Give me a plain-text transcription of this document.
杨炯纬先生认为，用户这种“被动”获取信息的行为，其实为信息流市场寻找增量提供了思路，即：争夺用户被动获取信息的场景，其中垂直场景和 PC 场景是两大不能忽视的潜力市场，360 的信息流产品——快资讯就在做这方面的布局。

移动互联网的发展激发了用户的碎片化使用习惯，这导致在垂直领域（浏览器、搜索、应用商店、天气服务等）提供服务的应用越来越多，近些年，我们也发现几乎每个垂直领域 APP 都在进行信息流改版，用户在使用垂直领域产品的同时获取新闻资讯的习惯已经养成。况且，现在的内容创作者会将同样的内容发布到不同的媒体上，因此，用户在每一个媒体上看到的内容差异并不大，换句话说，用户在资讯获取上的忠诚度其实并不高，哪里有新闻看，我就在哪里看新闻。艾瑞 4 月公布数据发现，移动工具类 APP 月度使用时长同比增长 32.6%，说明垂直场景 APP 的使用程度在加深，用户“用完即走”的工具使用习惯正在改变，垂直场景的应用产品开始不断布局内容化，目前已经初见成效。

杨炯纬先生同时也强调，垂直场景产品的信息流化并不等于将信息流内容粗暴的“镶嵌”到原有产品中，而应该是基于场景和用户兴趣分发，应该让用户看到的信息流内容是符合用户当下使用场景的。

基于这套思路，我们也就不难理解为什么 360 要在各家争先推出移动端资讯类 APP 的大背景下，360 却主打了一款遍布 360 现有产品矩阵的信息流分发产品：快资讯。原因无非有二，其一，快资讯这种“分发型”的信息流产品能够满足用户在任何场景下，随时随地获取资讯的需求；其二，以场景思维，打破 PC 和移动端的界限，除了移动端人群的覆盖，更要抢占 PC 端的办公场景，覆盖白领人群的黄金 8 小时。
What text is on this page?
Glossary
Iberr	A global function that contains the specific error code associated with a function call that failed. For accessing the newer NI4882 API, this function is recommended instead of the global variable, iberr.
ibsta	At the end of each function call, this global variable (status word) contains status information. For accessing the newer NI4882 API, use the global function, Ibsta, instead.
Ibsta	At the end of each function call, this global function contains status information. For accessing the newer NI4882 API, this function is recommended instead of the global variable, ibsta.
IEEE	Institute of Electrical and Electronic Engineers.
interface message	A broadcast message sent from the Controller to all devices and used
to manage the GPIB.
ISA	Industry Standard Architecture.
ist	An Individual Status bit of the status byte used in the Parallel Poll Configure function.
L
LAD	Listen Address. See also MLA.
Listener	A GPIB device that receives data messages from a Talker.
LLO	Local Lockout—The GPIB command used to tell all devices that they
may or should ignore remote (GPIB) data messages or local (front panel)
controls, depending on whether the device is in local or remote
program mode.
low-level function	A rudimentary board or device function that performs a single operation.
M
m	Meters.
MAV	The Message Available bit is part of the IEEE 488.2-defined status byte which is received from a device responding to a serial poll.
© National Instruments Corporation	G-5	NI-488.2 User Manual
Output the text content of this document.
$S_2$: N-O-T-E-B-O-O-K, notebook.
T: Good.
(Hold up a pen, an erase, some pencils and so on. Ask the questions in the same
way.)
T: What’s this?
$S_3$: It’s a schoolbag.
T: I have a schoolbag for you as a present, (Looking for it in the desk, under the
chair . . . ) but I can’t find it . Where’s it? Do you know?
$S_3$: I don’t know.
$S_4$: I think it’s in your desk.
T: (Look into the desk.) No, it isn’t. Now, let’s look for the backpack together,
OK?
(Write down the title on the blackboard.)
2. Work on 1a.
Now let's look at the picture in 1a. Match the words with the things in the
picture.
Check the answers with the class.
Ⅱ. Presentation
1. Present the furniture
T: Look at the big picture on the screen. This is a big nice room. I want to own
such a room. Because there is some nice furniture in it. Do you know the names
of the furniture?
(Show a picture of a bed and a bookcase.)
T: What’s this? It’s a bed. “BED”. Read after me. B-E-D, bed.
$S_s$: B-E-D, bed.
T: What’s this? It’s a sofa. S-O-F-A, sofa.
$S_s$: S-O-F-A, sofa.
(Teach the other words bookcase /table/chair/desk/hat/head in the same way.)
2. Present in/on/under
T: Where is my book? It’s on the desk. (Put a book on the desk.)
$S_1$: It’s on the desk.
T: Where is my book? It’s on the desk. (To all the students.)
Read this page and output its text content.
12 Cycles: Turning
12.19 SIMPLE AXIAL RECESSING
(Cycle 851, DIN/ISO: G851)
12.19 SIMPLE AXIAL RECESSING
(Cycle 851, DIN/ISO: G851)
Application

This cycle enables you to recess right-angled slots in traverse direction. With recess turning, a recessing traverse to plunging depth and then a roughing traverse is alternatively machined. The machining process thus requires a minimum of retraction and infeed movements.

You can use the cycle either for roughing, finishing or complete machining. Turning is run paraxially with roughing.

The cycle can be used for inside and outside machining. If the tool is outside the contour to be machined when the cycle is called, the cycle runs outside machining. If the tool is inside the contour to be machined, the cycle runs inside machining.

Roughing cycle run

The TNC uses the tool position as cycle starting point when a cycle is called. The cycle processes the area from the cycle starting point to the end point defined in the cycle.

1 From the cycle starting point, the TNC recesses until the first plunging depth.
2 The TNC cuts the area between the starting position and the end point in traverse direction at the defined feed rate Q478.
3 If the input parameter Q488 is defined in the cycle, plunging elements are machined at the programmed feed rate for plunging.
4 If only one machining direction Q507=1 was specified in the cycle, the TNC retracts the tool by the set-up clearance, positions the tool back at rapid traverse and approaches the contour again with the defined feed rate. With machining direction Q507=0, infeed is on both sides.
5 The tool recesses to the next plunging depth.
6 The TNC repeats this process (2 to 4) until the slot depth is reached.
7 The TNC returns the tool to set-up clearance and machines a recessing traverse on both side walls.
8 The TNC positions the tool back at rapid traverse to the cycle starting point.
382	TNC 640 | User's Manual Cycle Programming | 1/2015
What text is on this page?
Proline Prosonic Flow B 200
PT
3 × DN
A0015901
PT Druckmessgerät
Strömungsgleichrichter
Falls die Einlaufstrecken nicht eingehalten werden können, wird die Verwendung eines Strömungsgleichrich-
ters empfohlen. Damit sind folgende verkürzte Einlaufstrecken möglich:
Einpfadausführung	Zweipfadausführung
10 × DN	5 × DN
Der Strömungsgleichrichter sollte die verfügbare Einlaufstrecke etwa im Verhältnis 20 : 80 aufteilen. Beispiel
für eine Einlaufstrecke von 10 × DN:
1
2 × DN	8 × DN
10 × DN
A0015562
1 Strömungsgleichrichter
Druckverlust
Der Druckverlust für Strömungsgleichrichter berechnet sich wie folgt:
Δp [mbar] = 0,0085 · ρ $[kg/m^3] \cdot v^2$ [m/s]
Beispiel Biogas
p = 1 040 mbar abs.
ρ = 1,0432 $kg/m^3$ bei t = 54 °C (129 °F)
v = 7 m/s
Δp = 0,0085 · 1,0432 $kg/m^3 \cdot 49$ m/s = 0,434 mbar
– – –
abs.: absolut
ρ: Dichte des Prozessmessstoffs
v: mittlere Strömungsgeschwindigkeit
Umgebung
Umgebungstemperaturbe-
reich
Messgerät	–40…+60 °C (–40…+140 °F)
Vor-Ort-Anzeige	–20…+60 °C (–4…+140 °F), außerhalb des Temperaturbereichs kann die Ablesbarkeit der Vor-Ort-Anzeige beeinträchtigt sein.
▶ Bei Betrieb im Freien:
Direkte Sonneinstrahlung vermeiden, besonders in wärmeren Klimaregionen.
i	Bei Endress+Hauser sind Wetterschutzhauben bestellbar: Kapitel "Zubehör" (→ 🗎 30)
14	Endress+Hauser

********************

DIRECTION: Retype all of the material, keeping each line exact.

SOLUTION TO THE PROBLEM:
Give me a plain-text transcription of this document.
杨炯纬先生认为，用户这种“被动”获取信息的行为，其实为信息流市场寻找增量提供了思路，即：争夺用户被动获取信息的场景，其中垂直场景和 PC 场景是两大不能忽视的潜力市场，360 的信息流产品——快资讯就在做这方面的布局。

移动互联网的发展激发了用户的碎片化使用习惯，这导致在垂直领域（浏览器、搜索、应用商店、天气服务等）提供服务的应用越来越多，近些年，我们也发现几乎每个垂直领域 APP 都在进行信息流改版，用户在使用垂直领域产品的同时获取新闻资讯的习惯已经养成。况且，现在的内容创作者会将同样的内容发布到不同的媒体上，因此，用户在每一个媒体上看到的内容差异并不大，换句话说，用户在资讯获取上的忠诚度其实并不高，哪里有新闻看，我就在哪里看新闻。艾瑞 4 月公布数据发现，移动工具类 APP 月度使用时长同比增长 32.6%，说明垂直场景 APP 的使用程度在加深，用户“用完即走”的工具使用习惯正在改变，垂直场景的应用产品开始不断布局内容化，目前已经初见成效。

杨炯纬先生同时也强调，垂直场景产品的信息流化并不等于将信息流内容粗暴的“镶嵌”到原有产品中，而应该是基于场景和用户兴趣分发，应该让用户看到的信息流内容是符合用户当下使用场景的。

基于这套思路，我们也就不难理解为什么 360 要在各家争先推出移动端资讯类 APP 的大背景下，360 却主打了一款遍布 360 现有产品矩阵的信息流分发产品：快资讯。原因无非有二，其一，快资讯这种“分发型”的信息流产品能够满足用户在任何场景下，随时随地获取资讯的需求；其二，以场景思维，打破 PC 和移动端的界限，除了移动端人群的覆盖，更要抢占 PC 端的办公场景，覆盖白领人群的黄金 8 小时。
What text is on this page?
Glossary
Iberr	A global function that contains the specific error code associated with a function call that failed. For accessing the newer NI4882 API, this function is recommended instead of the global variable, iberr.
ibsta	At the end of each function call, this global variable (status word) contains status information. For accessing the newer NI4882 API, use the global function, Ibsta, instead.
Ibsta	At the end of each function call, this global function contains status information. For accessing the newer NI4882 API, this function is recommended instead of the global variable, ibsta.
IEEE	Institute of Electrical and Electronic Engineers.
interface message	A broadcast message sent from the Controller to all devices and used
to manage the GPIB.
ISA	Industry Standard Architecture.
ist	An Individual Status bit of the status byte used in the Parallel Poll Configure function.
L
LAD	Listen Address. See also MLA.
Listener	A GPIB device that receives data messages from a Talker.
LLO	Local Lockout—The GPIB command used to tell all devices that they
may or should ignore remote (GPIB) data messages or local (front panel)
controls, depending on whether the device is in local or remote
program mode.
low-level function	A rudimentary board or device function that performs a single operation.
M
m	Meters.
MAV	The Message Available bit is part of the IEEE 488.2-defined status byte which is received from a device responding to a serial poll.
© National Instruments Corporation	G-5	NI-488.2 User Manual
Output the text content of this document.
$S_2$: N-O-T-E-B-O-O-K, notebook.
T: Good.
(Hold up a pen, an erase, some pencils and so on. Ask the questions in the same
way.)
T: What’s this?
$S_3$: It’s a schoolbag.
T: I have a schoolbag for you as a present, (Looking for it in the desk, under the
chair . . . ) but I can’t find it . Where’s it? Do you know?
$S_3$: I don’t know.
$S_4$: I think it’s in your desk.
T: (Look into the desk.) No, it isn’t. Now, let’s look for the backpack together,
OK?
(Write down the title on the blackboard.)
2. Work on 1a.
Now let's look at the picture in 1a. Match the words with the things in the
picture.
Check the answers with the class.
Ⅱ. Presentation
1. Present the furniture
T: Look at the big picture on the screen. This is a big nice room. I want to own
such a room. Because there is some nice furniture in it. Do you know the names
of the furniture?
(Show a picture of a bed and a bookcase.)
T: What’s this? It’s a bed. “BED”. Read after me. B-E-D, bed.
$S_s$: B-E-D, bed.
T: What’s this? It’s a sofa. S-O-F-A, sofa.
$S_s$: S-O-F-A, sofa.
(Teach the other words bookcase /table/chair/desk/hat/head in the same way.)
2. Present in/on/under
T: Where is my book? It’s on the desk. (Put a book on the desk.)
$S_1$: It’s on the desk.
T: Where is my book? It’s on the desk. (To all the students.)
Read this page and output its text content.
12 Cycles: Turning
12.19 SIMPLE AXIAL RECESSING
(Cycle 851, DIN/ISO: G851)
12.19 SIMPLE AXIAL RECESSING
(Cycle 851, DIN/ISO: G851)
Application

This cycle enables you to recess right-angled slots in traverse direction. With recess turning, a recessing traverse to plunging depth and then a roughing traverse is alternatively machined. The machining process thus requires a minimum of retraction and infeed movements.

You can use the cycle either for roughing, finishing or complete machining. Turning is run paraxially with roughing.

The cycle can be used for inside and outside machining. If the tool is outside the contour to be machined when the cycle is called, the cycle runs outside machining. If the tool is inside the contour to be machined, the cycle runs inside machining.

Roughing cycle run

The TNC uses the tool position as cycle starting point when a cycle is called. The cycle processes the area from the cycle starting point to the end point defined in the cycle.

1 From the cycle starting point, the TNC recesses until the first plunging depth.
2 The TNC cuts the area between the starting position and the end point in traverse direction at the defined feed rate Q478.
3 If the input parameter Q488 is defined in the cycle, plunging elements are machined at the programmed feed rate for plunging.
4 If only one machining direction Q507=1 was specified in the cycle, the TNC retracts the tool by the set-up clearance, positions the tool back at rapid traverse and approaches the contour again with the defined feed rate. With machining direction Q507=0, infeed is on both sides.
5 The tool recesses to the next plunging depth.
6 The TNC repeats this process (2 to 4) until the slot depth is reached.
7 The TNC returns the tool to set-up clearance and machines a recessing traverse on both side walls.
8 The TNC positions the tool back at rapid traverse to the cycle starting point.
382	TNC 640 | User's Manual Cycle Programming | 1/2015
What text is on this page?
Proline Prosonic Flow B 200
PT
3 × DN
A0015901
PT Druckmessgerät
Strömungsgleichrichter
Falls die Einlaufstrecken nicht eingehalten werden können, wird die Verwendung eines Strömungsgleichrich-
ters empfohlen. Damit sind folgende verkürzte Einlaufstrecken möglich:
Einpfadausführung	Zweipfadausführung
10 × DN	5 × DN
Der Strömungsgleichrichter sollte die verfügbare Einlaufstrecke etwa im Verhältnis 20 : 80 aufteilen. Beispiel
für eine Einlaufstrecke von 10 × DN:
1
2 × DN	8 × DN
10 × DN
A0015562
1 Strömungsgleichrichter
Druckverlust
Der Druckverlust für Strömungsgleichrichter berechnet sich wie folgt:
Δp [mbar] = 0,0085 · ρ $[kg/m^3] \cdot v^2$ [m/s]
Beispiel Biogas
p = 1 040 mbar abs.
ρ = 1,0432 $kg/m^3$ bei t = 54 °C (129 °F)
v = 7 m/s
Δp = 0,0085 · 1,0432 $kg/m^3 \cdot 49$ m/s = 0,434 mbar
– – –
abs.: absolut
ρ: Dichte des Prozessmessstoffs
v: mittlere Strömungsgeschwindigkeit
Umgebung
Umgebungstemperaturbe-
reich
Messgerät	–40…+60 °C (–40…+140 °F)
Vor-Ort-Anzeige	–20…+60 °C (–4…+140 °F), außerhalb des Temperaturbereichs kann die Ablesbarkeit der Vor-Ort-Anzeige beeinträchtigt sein.
▶ Bei Betrieb im Freien:
Direkte Sonneinstrahlung vermeiden, besonders in wärmeren Klimaregionen.
i	Bei Endress+Hauser sind Wetterschutzhauben bestellbar: Kapitel "Zubehör" (→ 🗎 30)
14	Endress+Hauser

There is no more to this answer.